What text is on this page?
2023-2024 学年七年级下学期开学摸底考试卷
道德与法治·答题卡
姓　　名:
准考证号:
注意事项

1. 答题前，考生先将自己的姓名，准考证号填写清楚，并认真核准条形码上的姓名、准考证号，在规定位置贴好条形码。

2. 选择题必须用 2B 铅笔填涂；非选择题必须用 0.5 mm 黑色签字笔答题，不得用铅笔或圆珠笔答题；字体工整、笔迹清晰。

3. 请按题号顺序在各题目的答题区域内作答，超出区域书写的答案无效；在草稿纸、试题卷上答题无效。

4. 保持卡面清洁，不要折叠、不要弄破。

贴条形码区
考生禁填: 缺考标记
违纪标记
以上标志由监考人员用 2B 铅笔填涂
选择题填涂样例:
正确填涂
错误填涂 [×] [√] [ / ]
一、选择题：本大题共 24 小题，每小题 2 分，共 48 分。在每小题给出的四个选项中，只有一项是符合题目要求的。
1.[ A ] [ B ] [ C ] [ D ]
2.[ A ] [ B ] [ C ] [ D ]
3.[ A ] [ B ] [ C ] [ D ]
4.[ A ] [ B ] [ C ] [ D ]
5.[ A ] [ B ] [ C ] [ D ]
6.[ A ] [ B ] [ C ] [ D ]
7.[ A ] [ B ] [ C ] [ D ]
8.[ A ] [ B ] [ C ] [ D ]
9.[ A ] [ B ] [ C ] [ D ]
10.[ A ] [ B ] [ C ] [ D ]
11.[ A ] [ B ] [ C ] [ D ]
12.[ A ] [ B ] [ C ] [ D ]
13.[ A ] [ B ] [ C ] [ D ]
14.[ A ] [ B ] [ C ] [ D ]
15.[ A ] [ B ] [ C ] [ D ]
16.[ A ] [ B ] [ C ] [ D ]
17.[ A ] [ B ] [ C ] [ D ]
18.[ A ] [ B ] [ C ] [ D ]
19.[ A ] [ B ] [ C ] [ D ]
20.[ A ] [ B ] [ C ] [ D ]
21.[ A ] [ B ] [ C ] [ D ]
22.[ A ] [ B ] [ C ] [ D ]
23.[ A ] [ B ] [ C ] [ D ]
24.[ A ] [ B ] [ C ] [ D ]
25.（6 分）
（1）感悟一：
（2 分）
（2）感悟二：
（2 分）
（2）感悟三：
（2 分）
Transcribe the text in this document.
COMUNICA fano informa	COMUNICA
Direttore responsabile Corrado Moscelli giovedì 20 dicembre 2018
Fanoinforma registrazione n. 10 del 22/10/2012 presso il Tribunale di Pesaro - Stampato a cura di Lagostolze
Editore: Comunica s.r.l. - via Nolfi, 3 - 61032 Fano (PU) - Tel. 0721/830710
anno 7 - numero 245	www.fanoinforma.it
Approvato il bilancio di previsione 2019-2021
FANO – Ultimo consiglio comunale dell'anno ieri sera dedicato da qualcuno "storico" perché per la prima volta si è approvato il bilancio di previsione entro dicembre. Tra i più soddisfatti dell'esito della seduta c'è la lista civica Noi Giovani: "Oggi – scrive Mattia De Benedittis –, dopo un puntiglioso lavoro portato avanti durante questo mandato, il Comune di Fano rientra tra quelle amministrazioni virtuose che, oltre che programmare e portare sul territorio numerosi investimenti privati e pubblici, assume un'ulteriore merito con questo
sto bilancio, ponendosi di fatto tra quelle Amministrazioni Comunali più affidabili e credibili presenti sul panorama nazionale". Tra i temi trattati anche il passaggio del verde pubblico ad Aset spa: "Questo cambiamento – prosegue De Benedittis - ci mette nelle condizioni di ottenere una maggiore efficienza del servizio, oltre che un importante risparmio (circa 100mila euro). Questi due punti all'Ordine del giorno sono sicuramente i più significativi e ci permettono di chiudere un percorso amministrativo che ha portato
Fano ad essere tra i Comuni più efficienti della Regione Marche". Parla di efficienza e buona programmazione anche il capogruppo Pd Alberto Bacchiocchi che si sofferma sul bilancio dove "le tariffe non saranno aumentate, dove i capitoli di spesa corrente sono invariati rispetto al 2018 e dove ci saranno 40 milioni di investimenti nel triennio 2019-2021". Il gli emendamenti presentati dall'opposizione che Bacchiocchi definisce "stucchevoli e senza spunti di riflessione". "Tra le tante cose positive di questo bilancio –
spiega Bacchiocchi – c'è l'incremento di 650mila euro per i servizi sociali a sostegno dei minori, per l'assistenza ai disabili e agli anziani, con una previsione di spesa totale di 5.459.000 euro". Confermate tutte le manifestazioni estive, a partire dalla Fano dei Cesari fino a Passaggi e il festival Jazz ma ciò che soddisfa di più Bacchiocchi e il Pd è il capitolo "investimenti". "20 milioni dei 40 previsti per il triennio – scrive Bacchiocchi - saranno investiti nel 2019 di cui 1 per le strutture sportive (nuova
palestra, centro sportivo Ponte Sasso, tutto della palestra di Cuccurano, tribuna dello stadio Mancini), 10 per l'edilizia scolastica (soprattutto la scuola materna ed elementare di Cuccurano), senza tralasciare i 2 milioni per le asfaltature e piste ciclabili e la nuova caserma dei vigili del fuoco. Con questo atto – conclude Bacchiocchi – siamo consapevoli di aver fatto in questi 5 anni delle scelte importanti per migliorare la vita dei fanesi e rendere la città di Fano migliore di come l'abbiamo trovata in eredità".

====================

Written request: Reproduce the listing in full. Keep it exactly as written.

The answer:
What text is on this page?
2023-2024 学年七年级下学期开学摸底考试卷
道德与法治·答题卡
姓　　名:
准考证号:
注意事项

1. 答题前，考生先将自己的姓名，准考证号填写清楚，并认真核准条形码上的姓名、准考证号，在规定位置贴好条形码。

2. 选择题必须用 2B 铅笔填涂；非选择题必须用 0.5 mm 黑色签字笔答题，不得用铅笔或圆珠笔答题；字体工整、笔迹清晰。

3. 请按题号顺序在各题目的答题区域内作答，超出区域书写的答案无效；在草稿纸、试题卷上答题无效。

4. 保持卡面清洁，不要折叠、不要弄破。

贴条形码区
考生禁填: 缺考标记
违纪标记
以上标志由监考人员用 2B 铅笔填涂
选择题填涂样例:
正确填涂
错误填涂 [×] [√] [ / ]
一、选择题：本大题共 24 小题，每小题 2 分，共 48 分。在每小题给出的四个选项中，只有一项是符合题目要求的。
1.[ A ] [ B ] [ C ] [ D ]
2.[ A ] [ B ] [ C ] [ D ]
3.[ A ] [ B ] [ C ] [ D ]
4.[ A ] [ B ] [ C ] [ D ]
5.[ A ] [ B ] [ C ] [ D ]
6.[ A ] [ B ] [ C ] [ D ]
7.[ A ] [ B ] [ C ] [ D ]
8.[ A ] [ B ] [ C ] [ D ]
9.[ A ] [ B ] [ C ] [ D ]
10.[ A ] [ B ] [ C ] [ D ]
11.[ A ] [ B ] [ C ] [ D ]
12.[ A ] [ B ] [ C ] [ D ]
13.[ A ] [ B ] [ C ] [ D ]
14.[ A ] [ B ] [ C ] [ D ]
15.[ A ] [ B ] [ C ] [ D ]
16.[ A ] [ B ] [ C ] [ D ]
17.[ A ] [ B ] [ C ] [ D ]
18.[ A ] [ B ] [ C ] [ D ]
19.[ A ] [ B ] [ C ] [ D ]
20.[ A ] [ B ] [ C ] [ D ]
21.[ A ] [ B ] [ C ] [ D ]
22.[ A ] [ B ] [ C ] [ D ]
23.[ A ] [ B ] [ C ] [ D ]
24.[ A ] [ B ] [ C ] [ D ]
25.（6 分）
（1）感悟一：
（2 分）
（2）感悟二：
（2 分）
（2）感悟三：
（2 分）
Transcribe the text in this document.
COMUNICA fano informa	COMUNICA
Direttore responsabile Corrado Moscelli giovedì 20 dicembre 2018
Fanoinforma registrazione n. 10 del 22/10/2012 presso il Tribunale di Pesaro - Stampato a cura di Lagostolze
Editore: Comunica s.r.l. - via Nolfi, 3 - 61032 Fano (PU) - Tel. 0721/830710
anno 7 - numero 245	www.fanoinforma.it
Approvato il bilancio di previsione 2019-2021
FANO – Ultimo consiglio comunale dell'anno ieri sera dedicato da qualcuno "storico" perché per la prima volta si è approvato il bilancio di previsione entro dicembre. Tra i più soddisfatti dell'esito della seduta c'è la lista civica Noi Giovani: "Oggi – scrive Mattia De Benedittis –, dopo un puntiglioso lavoro portato avanti durante questo mandato, il Comune di Fano rientra tra quelle amministrazioni virtuose che, oltre che programmare e portare sul territorio numerosi investimenti privati e pubblici, assume un'ulteriore merito con questo
sto bilancio, ponendosi di fatto tra quelle Amministrazioni Comunali più affidabili e credibili presenti sul panorama nazionale". Tra i temi trattati anche il passaggio del verde pubblico ad Aset spa: "Questo cambiamento – prosegue De Benedittis - ci mette nelle condizioni di ottenere una maggiore efficienza del servizio, oltre che un importante risparmio (circa 100mila euro). Questi due punti all'Ordine del giorno sono sicuramente i più significativi e ci permettono di chiudere un percorso amministrativo che ha portato
Fano ad essere tra i Comuni più efficienti della Regione Marche". Parla di efficienza e buona programmazione anche il capogruppo Pd Alberto Bacchiocchi che si sofferma sul bilancio dove "le tariffe non saranno aumentate, dove i capitoli di spesa corrente sono invariati rispetto al 2018 e dove ci saranno 40 milioni di investimenti nel triennio 2019-2021". Il gli emendamenti presentati dall'opposizione che Bacchiocchi definisce "stucchevoli e senza spunti di riflessione". "Tra le tante cose positive di questo bilancio –
spiega Bacchiocchi – c'è l'incremento di 650mila euro per i servizi sociali a sostegno dei minori, per l'assistenza ai disabili e agli anziani, con una previsione di spesa totale di 5.459.000 euro". Confermate tutte le manifestazioni estive, a partire dalla Fano dei Cesari fino a Passaggi e il festival Jazz ma ciò che soddisfa di più Bacchiocchi e il Pd è il capitolo "investimenti". "20 milioni dei 40 previsti per il triennio – scrive Bacchiocchi - saranno investiti nel 2019 di cui 1 per le strutture sportive (nuova
palestra, centro sportivo Ponte Sasso, tutto della palestra di Cuccurano, tribuna dello stadio Mancini), 10 per l'edilizia scolastica (soprattutto la scuola materna ed elementare di Cuccurano), senza tralasciare i 2 milioni per le asfaltature e piste ciclabili e la nuova caserma dei vigili del fuoco. Con questo atto – conclude Bacchiocchi – siamo consapevoli di aver fatto in questi 5 anni delle scelte importanti per migliorare la vita dei fanesi e rendere la città di Fano migliore di come l'abbiamo trovata in eredità".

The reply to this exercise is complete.